[Exercise task]: Copy each line in which the string "وقال" occurs.

[Some records]:
##############################

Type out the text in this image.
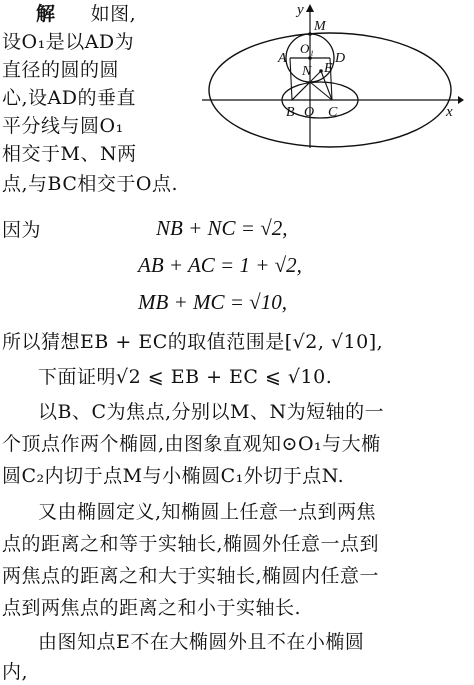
解 如图,
设O₁是以AD为
直径的圆的圆
心,设AD的垂直
平分线与圆O₁
相交于M、N两
点,与BC相交于O点.
y
x
M
O₁
A	D
N E
B O C
因为	NB + NC = √2,
AB + AC = 1 + √2,
MB + MC = √10,
所以猜想EB + EC的取值范围是[√2, √10],
下面证明√2 ⩽ EB + EC ⩽ √10.
以B、C为焦点,分别以M、N为短轴的一
个顶点作两个椭圆,由图象直观知⊙O₁与大椭
圆C₂内切于点M与小椭圆C₁外切于点N.
又由椭圆定义,知椭圆上任意一点到两焦
点的距离之和等于实轴长,椭圆外任意一点到
两焦点的距离之和大于实轴长,椭圆内任意一
点到两焦点的距离之和小于实轴长.
由图知点E不在大椭圆外且不在小椭圆
内,
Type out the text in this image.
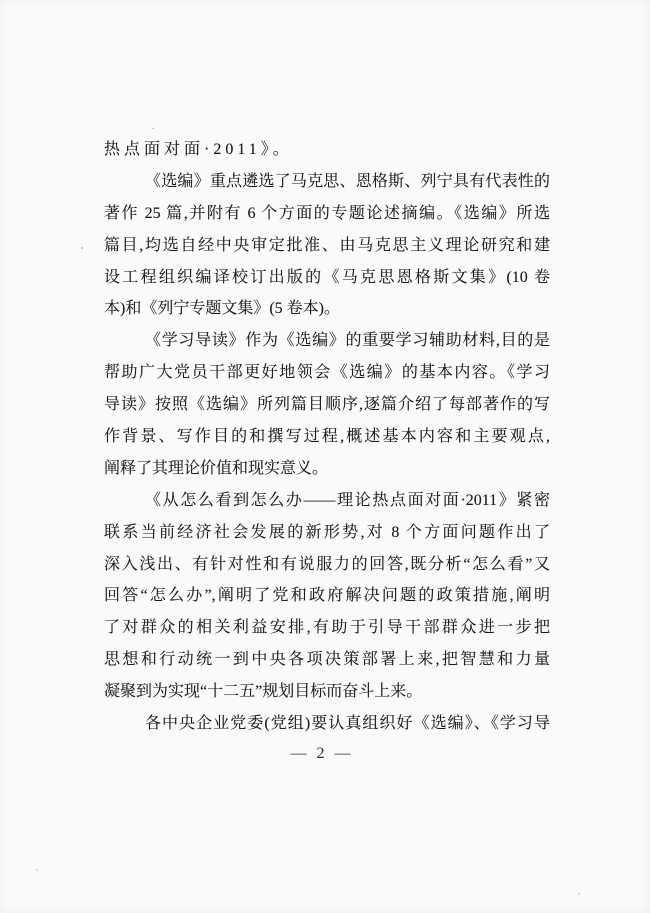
热点面对面·2011》。
《选编》重点遴选了马克思、恩格斯、列宁具有代表性的
著作 25 篇,并附有 6 个方面的专题论述摘编。《选编》所选
篇目,均选自经中央审定批准、由马克思主义理论研究和建
设工程组织编译校订出版的《马克思恩格斯文集》(10 卷
本)和《列宁专题文集》(5 卷本)。
《学习导读》作为《选编》的重要学习辅助材料,目的是
帮助广大党员干部更好地领会《选编》的基本内容。《学习
导读》按照《选编》所列篇目顺序,逐篇介绍了每部著作的写
作背景、写作目的和撰写过程,概述基本内容和主要观点,
阐释了其理论价值和现实意义。
《从怎么看到怎么办——理论热点面对面·2011》紧密
联系当前经济社会发展的新形势,对 8 个方面问题作出了
深入浅出、有针对性和有说服力的回答,既分析“怎么看”又
回答“怎么办”,阐明了党和政府解决问题的政策措施,阐明
了对群众的相关利益安排,有助于引导干部群众进一步把
思想和行动统一到中央各项决策部署上来,把智慧和力量
凝聚到为实现“十二五”规划目标而奋斗上来。
各中央企业党委(党组)要认真组织好《选编》、《学习导
— 2 —
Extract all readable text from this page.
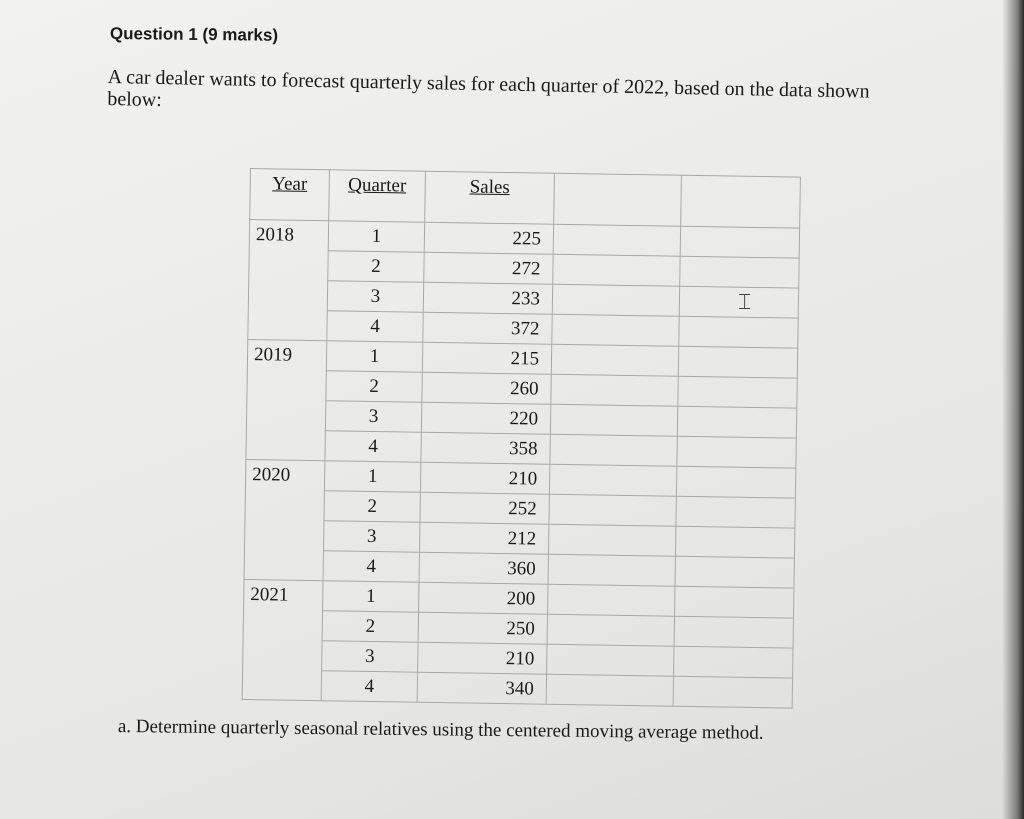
Question 1 (9 marks)
A car dealer wants to forecast quarterly sales for each quarter of 2022, based on the data shown below:
Year	Quarter	Sales		
2018	1	225		
	2	272		
	3	233		
	4	372		
2019	1	215		
	2	260		
	3	220		
	4	358		
2020	1	210		
	2	252		
	3	212		
	4	360		
2021	1	200		
	2	250		
	3	210		
	4	340		
⌶
a. Determine quarterly seasonal relatives using the centered moving average method.
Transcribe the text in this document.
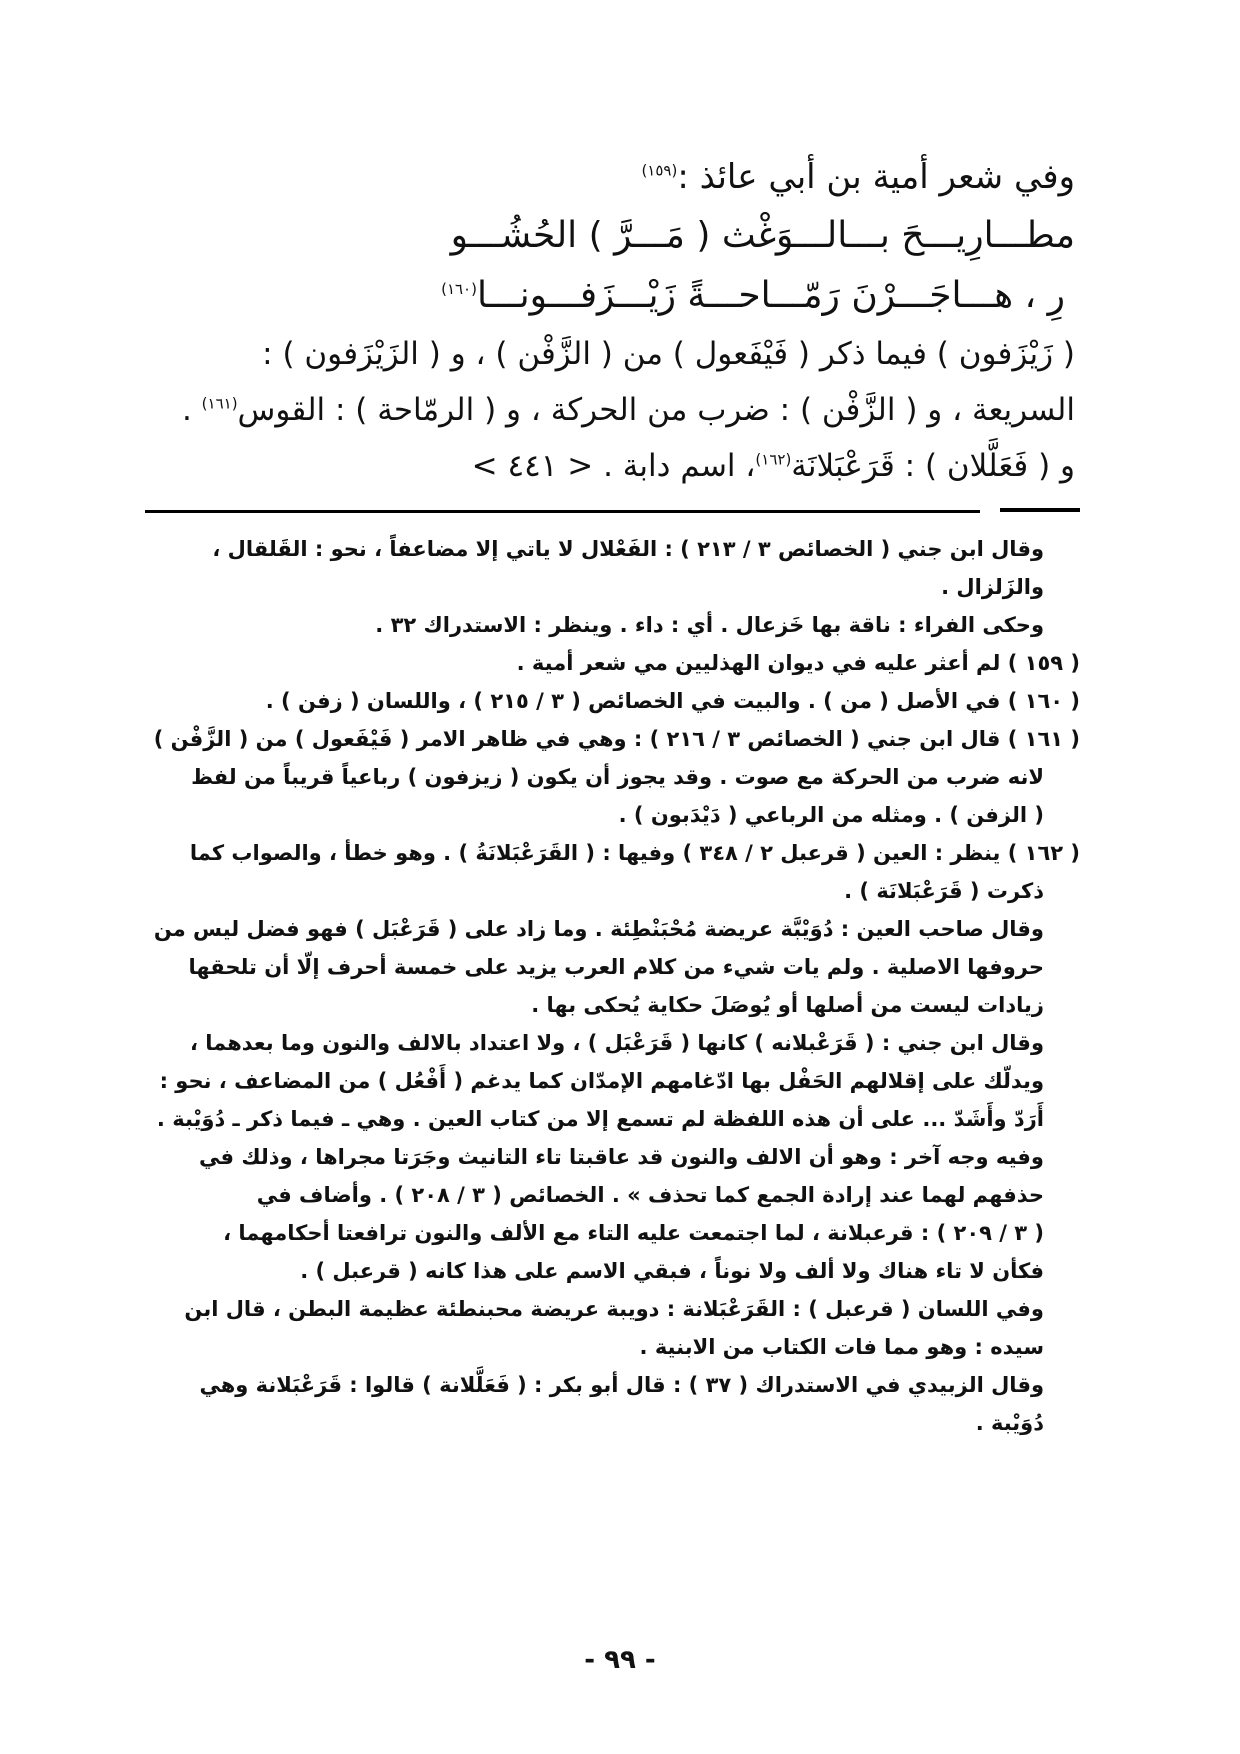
وفي شعر أمية بن أبي عائذ :$^{(١٥٩)}$

مطـــارِيـــحَ بـــالـــوَغْث ( مَـــرَّ ) الحُشُـــو

رِ ، هـــاجَـــرْنَ رَمّـــاحـــةً زَيْـــزَفـــونـــا$^{(١٦٠)}$

( زَيْزَفون ) فيما ذكر ( فَيْفَعول ) من ( الزَّفْن ) ، و ( الزَيْزَفون ) :

السريعة ، و ( الزَّفْن ) : ضرب من الحركة ، و ( الرمّاحة ) : القوس$^{(١٦١)}$ .

و ( فَعَلَّلان ) : قَرَعْبَلانَة$^{(١٦٢)}$، اسم دابة . < ٤٤١ >

وقال ابن جني ( الخصائص ٣ / ٢١٣ ) : الفَعْلال لا ياتي إلا مضاعفاً ، نحو : القَلقال ،

والزَلزال .

وحكى الفراء : ناقة بها خَزعال . أي : داء . وينظر : الاستدراك ٣٢ .

( ١٥٩ ) لم أعثر عليه في ديوان الهذليين مي شعر أمية .

( ١٦٠ ) في الأصل ( من ) . والبيت في الخصائص ( ٣ / ٢١٥ ) ، واللسان ( زفن ) .

( ١٦١ ) قال ابن جني ( الخصائص ٣ / ٢١٦ ) : وهي في ظاهر الامر ( فَيْفَعول ) من ( الزَّفْن )

لانه ضرب من الحركة مع صوت . وقد يجوز أن يكون ( زيزفون ) رباعياً قريباً من لفظ

( الزفن ) . ومثله من الرباعي ( دَيْدَبون ) .

( ١٦٢ ) ينظر : العين ( قرعبل ٢ / ٣٤٨ ) وفيها : ( القَرَعْبَلانَةُ ) . وهو خطأ ، والصواب كما

ذكرت ( قَرَعْبَلانَة ) .

وقال صاحب العين : دُوَيْبَّة عريضة مُحْبَنْطِئة . وما زاد على ( قَرَعْبَل ) فهو فضل ليس من

حروفها الاصلية . ولم يات شيء من كلام العرب يزيد على خمسة أحرف إلّا أن تلحقها

زيادات ليست من أصلها أو يُوصَلَ حكاية يُحكى بها .

وقال ابن جني : ( قَرَعْبلانه ) كانها ( قَرَعْبَل ) ، ولا اعتداد بالالف والنون وما بعدهما ،

ويدلّك على إقلالهم الحَفْل بها ادّغامهم الإمدّان كما يدغم ( أَفْعُل ) من المضاعف ، نحو :

أَرَدّ وأَشَدّ ... على أن هذه اللفظة لم تسمع إلا من كتاب العين . وهي ـ فيما ذكر ـ دُوَيْبة .

وفيه وجه آخر : وهو أن الالف والنون قد عاقبتا تاء التانيث وجَرَتا مجراها ، وذلك في

حذفهم لهما عند إرادة الجمع كما تحذف » . الخصائص ( ٣ / ٢٠٨ ) . وأضاف في

( ٣ / ٢٠٩ ) : قرعبلانة ، لما اجتمعت عليه التاء مع الألف والنون ترافعتا أحكامهما ،

فكأن لا تاء هناك ولا ألف ولا نوناً ، فبقي الاسم على هذا كانه ( قرعبل ) .

وفي اللسان ( قرعبل ) : القَرَعْبَلانة : دويبة عريضة محبنطئة عظيمة البطن ، قال ابن

سيده : وهو مما فات الكتاب من الابنية .

وقال الزبيدي في الاستدراك ( ٣٧ ) : قال أبو بكر : ( فَعَلَّلانة ) قالوا : قَرَعْبَلانة وهي

دُوَيْبة .

- ٩٩ -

##############################

[Correct response]:
وقال ابن جني ( الخصائص ٣ / ٢١٣ ) : الفَعْلال لا ياتي إلا مضاعفاً ، نحو : القَلقال ،
وقال صاحب العين : دُوَيْبَّة عريضة مُحْبَنْطِئة . وما زاد على ( قَرَعْبَل ) فهو فضل ليس من
وقال ابن جني : ( قَرَعْبلانه ) كانها ( قَرَعْبَل ) ، ولا اعتداد بالالف والنون وما بعدهما ،
وقال الزبيدي في الاستدراك ( ٣٧ ) : قال أبو بكر : ( فَعَلَّلانة ) قالوا : قَرَعْبَلانة وهي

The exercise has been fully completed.